*CONSEGNA 1:* Ricopia parola per parola tutte le righe della sezione «Dati del compito», omettendo l'immagine.

*BRANO PROPOSTO:*
****

"Gallo cedrone". Feroci, di nome e di fatto

Pedro Armocida
Carlo Verdone n. 12/2019

Armando Feroci. Da qui, dal nome e cognome del protagonista, conviene partire per cercare di capire l’intera operazione di Carlo Verdone, che in Gallo cedrone (1998) sembra ritornare al passato della messa in scena dei suoi caratteri peculiari. L’apparenza inganna, così come il gruppo di scrittura che torna a essere quello classico – Leonardo Benvenuti, Piero De Bernardi, naturalmente lo stesso Verdone qui, però, con l’aggiunta di Pasquale Plastino – ma compone una sceneggiatura tra le più cattive (feroci?) di tutto il suo cinema. Naturalmente il gioco di parole non può essere casuale.

****

*DATI DEL COMPITO:*
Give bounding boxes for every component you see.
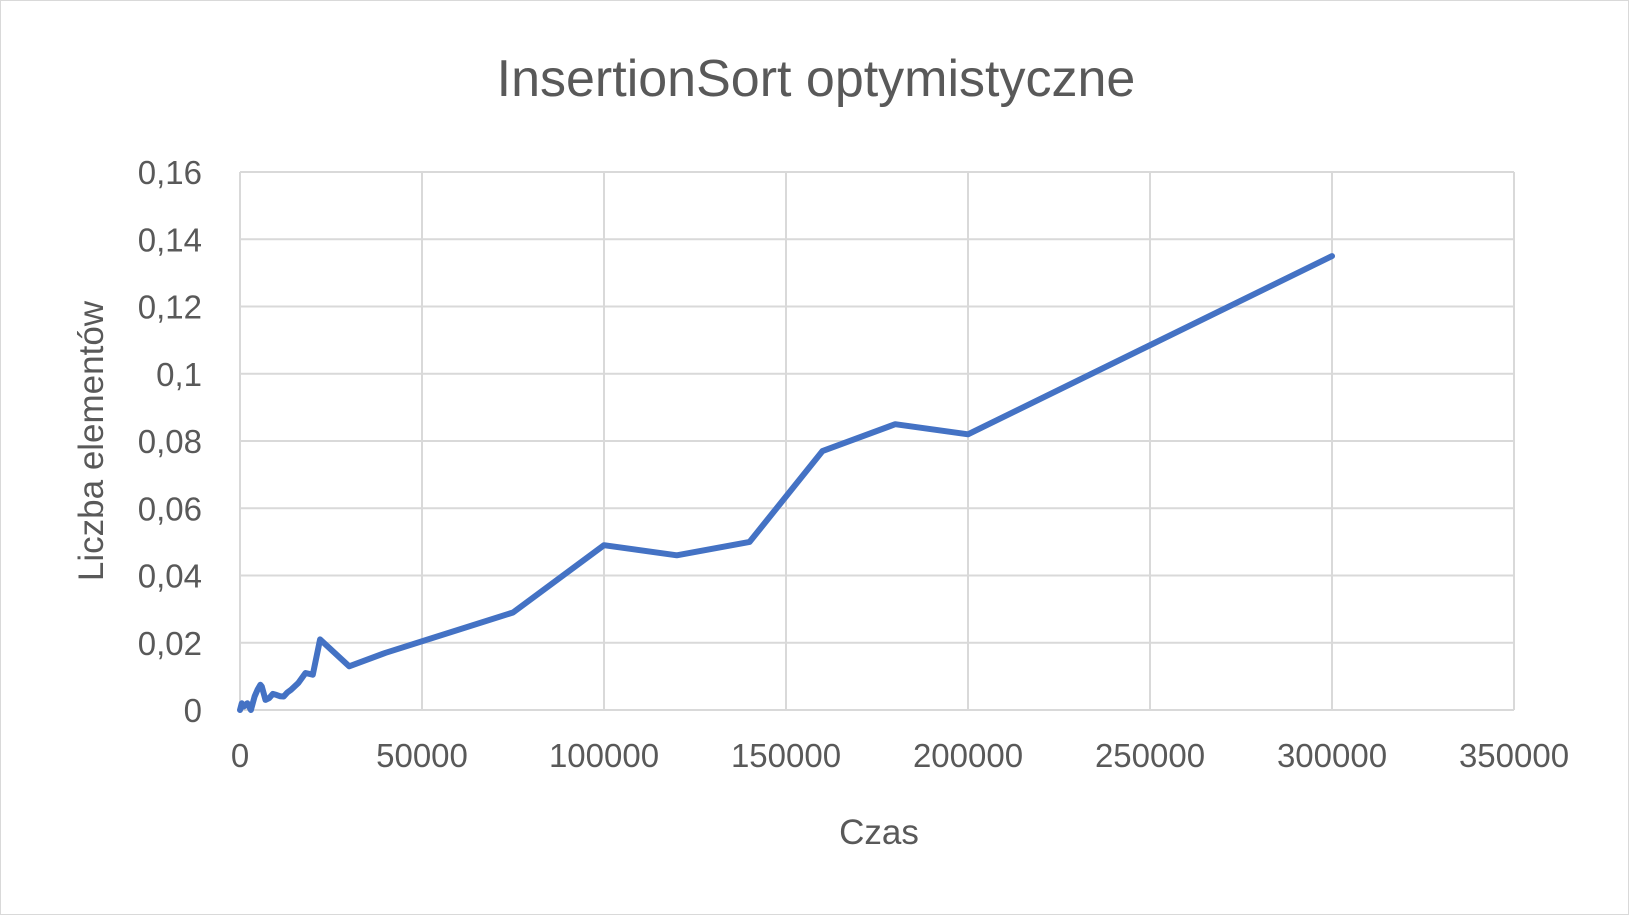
- x-tick-label: 50000: [376, 737, 468, 774]
- gridlines: [239, 171, 1515, 711]
- x-tick-label: 250000: [1095, 737, 1205, 774]
- y-tick-label: 0,14: [138, 221, 202, 258]
- y-tick-label: 0,08: [138, 423, 202, 460]
- chart-title: InsertionSort optymistyczne: [497, 50, 1136, 108]
- x-axis-label: Czas: [839, 813, 919, 852]
- y-tick-label: 0,16: [138, 154, 202, 191]
- x-tick-label: 100000: [549, 737, 659, 774]
- x-tick-label: 300000: [1277, 737, 1387, 774]
- x-tick-label: 0: [231, 737, 249, 774]
- x-axis-ticks: 0 50000 100000 150000 200000 250000 300000 3500…: [231, 737, 1569, 774]
- series-line: [237, 253, 1335, 713]
- y-axis-label: Liczba elementów: [72, 300, 111, 581]
- x-tick-label: 150000: [731, 737, 841, 774]
- y-tick-label: 0,06: [138, 490, 202, 527]
- x-tick-label: 350000: [1459, 737, 1569, 774]
- series-layer: [237, 253, 1335, 713]
- y-tick-label: 0,12: [138, 289, 202, 326]
- y-tick-label: 0,1: [156, 356, 202, 393]
- y-axis-ticks: 0 0,02 0,04 0,06 0,08 0,1 0,12 0,14 0,16: [138, 154, 202, 729]
- y-tick-label: 0: [184, 692, 202, 729]
- x-tick-label: 200000: [913, 737, 1023, 774]
- y-tick-label: 0,04: [138, 558, 202, 595]
- y-tick-label: 0,02: [138, 625, 202, 662]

****

*CONSEGNA 2:* Stabilisci se le affermazioni seguenti concordano con il brano su Gallo cedrone. Per ciascuna rispondi sì o no e cita testualmente le parole del brano che lo dimostrano: (a) il film risale al 1998; (b) Pasquale Plastino si aggiunge al gruppo di scrittura; (c) il gioco di parole sul nome del protagonista è casuale.

*RISPOSTA DEFINITIVA 1:*
Give bounding boxes for every component you see.
- x-tick-label: 50000: [376, 737, 468, 774]
- gridlines: [239, 171, 1515, 711]
- x-tick-label: 250000: [1095, 737, 1205, 774]
- y-tick-label: 0,14: [138, 221, 202, 258]
- y-tick-label: 0,08: [138, 423, 202, 460]
- chart-title: InsertionSort optymistyczne: [497, 50, 1136, 108]
- x-axis-label: Czas: [839, 813, 919, 852]
- y-tick-label: 0,16: [138, 154, 202, 191]
- x-tick-label: 100000: [549, 737, 659, 774]
- x-tick-label: 300000: [1277, 737, 1387, 774]
- x-tick-label: 0: [231, 737, 249, 774]
- x-axis-ticks: 0 50000 100000 150000 200000 250000 300000 3500…: [231, 737, 1569, 774]
- series-line: [237, 253, 1335, 713]
- y-axis-label: Liczba elementów: [72, 300, 111, 581]
- x-tick-label: 150000: [731, 737, 841, 774]
- y-tick-label: 0,06: [138, 490, 202, 527]
- x-tick-label: 350000: [1459, 737, 1569, 774]
- series-layer: [237, 253, 1335, 713]
- y-tick-label: 0,12: [138, 289, 202, 326]
- y-tick-label: 0,1: [156, 356, 202, 393]
- y-axis-ticks: 0 0,02 0,04 0,06 0,08 0,1 0,12 0,14 0,16: [138, 154, 202, 729]
- y-tick-label: 0: [184, 692, 202, 729]
- x-tick-label: 200000: [913, 737, 1023, 774]
- y-tick-label: 0,04: [138, 558, 202, 595]
- y-tick-label: 0,02: [138, 625, 202, 662]

*RISPOSTA DEFINITIVA 2:*
(a) Sì: «in Gallo cedrone (1998)».
(b) Sì: «con l’aggiunta di Pasquale Plastino».
(c) No: «Naturalmente il gioco di parole non può essere casuale.»